[start]

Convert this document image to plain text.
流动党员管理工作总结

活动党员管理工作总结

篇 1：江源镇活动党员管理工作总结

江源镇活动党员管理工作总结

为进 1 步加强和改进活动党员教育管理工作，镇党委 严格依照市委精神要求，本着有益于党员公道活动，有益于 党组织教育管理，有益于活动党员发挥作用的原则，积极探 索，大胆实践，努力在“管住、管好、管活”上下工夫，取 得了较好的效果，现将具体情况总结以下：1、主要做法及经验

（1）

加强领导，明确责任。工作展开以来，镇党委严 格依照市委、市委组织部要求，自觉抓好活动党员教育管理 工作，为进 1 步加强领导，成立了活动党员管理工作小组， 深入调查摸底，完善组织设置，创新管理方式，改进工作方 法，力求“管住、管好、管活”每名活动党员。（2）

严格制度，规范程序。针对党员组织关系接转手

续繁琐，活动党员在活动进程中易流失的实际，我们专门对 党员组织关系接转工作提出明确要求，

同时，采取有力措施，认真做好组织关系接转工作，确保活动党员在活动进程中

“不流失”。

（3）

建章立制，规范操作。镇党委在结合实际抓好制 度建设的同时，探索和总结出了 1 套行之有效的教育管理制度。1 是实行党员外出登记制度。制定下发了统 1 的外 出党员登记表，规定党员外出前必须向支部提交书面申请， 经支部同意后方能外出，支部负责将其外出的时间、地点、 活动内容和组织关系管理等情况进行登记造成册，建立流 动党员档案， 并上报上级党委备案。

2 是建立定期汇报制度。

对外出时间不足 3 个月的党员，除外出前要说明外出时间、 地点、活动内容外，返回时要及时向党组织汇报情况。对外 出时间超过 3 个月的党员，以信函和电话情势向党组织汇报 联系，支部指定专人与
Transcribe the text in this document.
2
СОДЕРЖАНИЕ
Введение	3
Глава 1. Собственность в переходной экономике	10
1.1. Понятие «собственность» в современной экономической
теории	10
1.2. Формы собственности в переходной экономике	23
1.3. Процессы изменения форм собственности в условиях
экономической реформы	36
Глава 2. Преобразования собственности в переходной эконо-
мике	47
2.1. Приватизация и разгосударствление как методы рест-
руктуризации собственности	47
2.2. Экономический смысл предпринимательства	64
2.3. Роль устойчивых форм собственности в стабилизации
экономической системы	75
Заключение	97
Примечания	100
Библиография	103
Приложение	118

[end]

▶ [WHAT NEEDS TO BE DONE] Every entry in the listing must be retyped exactly.

▶ [WRITTEN SOLUTION]
Convert this document image to plain text.
流动党员管理工作总结

活动党员管理工作总结

篇 1：江源镇活动党员管理工作总结

江源镇活动党员管理工作总结

为进 1 步加强和改进活动党员教育管理工作，镇党委 严格依照市委精神要求，本着有益于党员公道活动，有益于 党组织教育管理，有益于活动党员发挥作用的原则，积极探 索，大胆实践，努力在“管住、管好、管活”上下工夫，取 得了较好的效果，现将具体情况总结以下：1、主要做法及经验

（1）

加强领导，明确责任。工作展开以来，镇党委严 格依照市委、市委组织部要求，自觉抓好活动党员教育管理 工作，为进 1 步加强领导，成立了活动党员管理工作小组， 深入调查摸底，完善组织设置，创新管理方式，改进工作方 法，力求“管住、管好、管活”每名活动党员。（2）

严格制度，规范程序。针对党员组织关系接转手

续繁琐，活动党员在活动进程中易流失的实际，我们专门对 党员组织关系接转工作提出明确要求，

同时，采取有力措施，认真做好组织关系接转工作，确保活动党员在活动进程中

“不流失”。

（3）

建章立制，规范操作。镇党委在结合实际抓好制 度建设的同时，探索和总结出了 1 套行之有效的教育管理制度。1 是实行党员外出登记制度。制定下发了统 1 的外 出党员登记表，规定党员外出前必须向支部提交书面申请， 经支部同意后方能外出，支部负责将其外出的时间、地点、 活动内容和组织关系管理等情况进行登记造成册，建立流 动党员档案， 并上报上级党委备案。

2 是建立定期汇报制度。

对外出时间不足 3 个月的党员，除外出前要说明外出时间、 地点、活动内容外，返回时要及时向党组织汇报情况。对外 出时间超过 3 个月的党员，以信函和电话情势向党组织汇报 联系，支部指定专人与
Transcribe the text in this document.
2
СОДЕРЖАНИЕ
Введение	3
Глава 1. Собственность в переходной экономике	10
1.1. Понятие «собственность» в современной экономической
теории	10
1.2. Формы собственности в переходной экономике	23
1.3. Процессы изменения форм собственности в условиях
экономической реформы	36
Глава 2. Преобразования собственности в переходной эконо-
мике	47
2.1. Приватизация и разгосударствление как методы рест-
руктуризации собственности	47
2.2. Экономический смысл предпринимательства	64
2.3. Роль устойчивых форм собственности в стабилизации
экономической системы	75
Заключение	97
Примечания	100
Библиография	103
Приложение	118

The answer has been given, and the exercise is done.